- **AIM**
Omit all pictures and give the records below again exactly as written.

- **TASK DATA**

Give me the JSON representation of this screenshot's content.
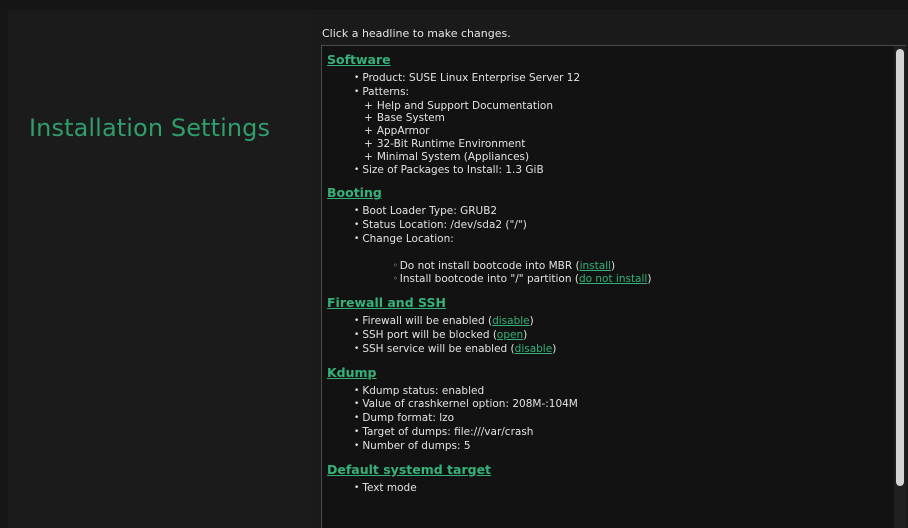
{
  "page_title": "Installation Settings",
  "hint": "Click a headline to make changes.",
  "sections": {
    "software": {
      "title": "Software",
      "product": "Product: SUSE Linux Enterprise Server 12",
      "patterns_label": "Patterns:",
      "patterns": [
        "Help and Support Documentation",
        "Base System",
        "AppArmor",
        "32-Bit Runtime Environment",
        "Minimal System (Appliances)"
      ],
      "size": "Size of Packages to Install: 1.3 GiB"
    },
    "booting": {
      "title": "Booting",
      "loader": "Boot Loader Type: GRUB2",
      "status": "Status Location: /dev/sda2 (\"/\")",
      "change": "Change Location:",
      "mbr_text": "Do not install bootcode into MBR (",
      "mbr_link": "install",
      "partition_text": "Install bootcode into \"/\" partition (",
      "partition_link": "do not install",
      "close_paren": ")"
    },
    "firewall": {
      "title": "Firewall and SSH",
      "firewall_text": "Firewall will be enabled (",
      "firewall_link": "disable",
      "ssh_port_text": "SSH port will be blocked (",
      "ssh_port_link": "open",
      "ssh_service_text": "SSH service will be enabled (",
      "ssh_service_link": "disable",
      "close_paren": ")"
    },
    "kdump": {
      "title": "Kdump",
      "items": [
        "Kdump status: enabled",
        "Value of crashkernel option: 208M-:104M",
        "Dump format: lzo",
        "Target of dumps: file:///var/crash",
        "Number of dumps: 5"
      ]
    },
    "systemd": {
      "title": "Default systemd target",
      "items": [
        "Text mode"
      ]
    }
  },
  "glyphs": {
    "bullet": "•",
    "plus": "+",
    "circle": "◦"
  },
  "colors": {
    "accent": "#35b27a",
    "title": "#2f9e6b",
    "background": "#161616",
    "text": "#e2e2e2"
  }
}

- **RESPONSE**
Give me the JSON representation of this screenshot's content.
{
  "page_title": "Installation Settings",
  "hint": "Click a headline to make changes.",
  "sections": {
    "software": {
      "title": "Software",
      "product": "Product: SUSE Linux Enterprise Server 12",
      "patterns_label": "Patterns:",
      "patterns": [
        "Help and Support Documentation",
        "Base System",
        "AppArmor",
        "32-Bit Runtime Environment",
        "Minimal System (Appliances)"
      ],
      "size": "Size of Packages to Install: 1.3 GiB"
    },
    "booting": {
      "title": "Booting",
      "loader": "Boot Loader Type: GRUB2",
      "status": "Status Location: /dev/sda2 (\"/\")",
      "change": "Change Location:",
      "mbr_text": "Do not install bootcode into MBR (",
      "mbr_link": "install",
      "partition_text": "Install bootcode into \"/\" partition (",
      "partition_link": "do not install",
      "close_paren": ")"
    },
    "firewall": {
      "title": "Firewall and SSH",
      "firewall_text": "Firewall will be enabled (",
      "firewall_link": "disable",
      "ssh_port_text": "SSH port will be blocked (",
      "ssh_port_link": "open",
      "ssh_service_text": "SSH service will be enabled (",
      "ssh_service_link": "disable",
      "close_paren": ")"
    },
    "kdump": {
      "title": "Kdump",
      "items": [
        "Kdump status: enabled",
        "Value of crashkernel option: 208M-:104M",
        "Dump format: lzo",
        "Target of dumps: file:///var/crash",
        "Number of dumps: 5"
      ]
    },
    "systemd": {
      "title": "Default systemd target",
      "items": [
        "Text mode"
      ]
    }
  },
  "glyphs": {
    "bullet": "•",
    "plus": "+",
    "circle": "◦"
  },
  "colors": {
    "accent": "#35b27a",
    "title": "#2f9e6b",
    "background": "#161616",
    "text": "#e2e2e2"
  }
}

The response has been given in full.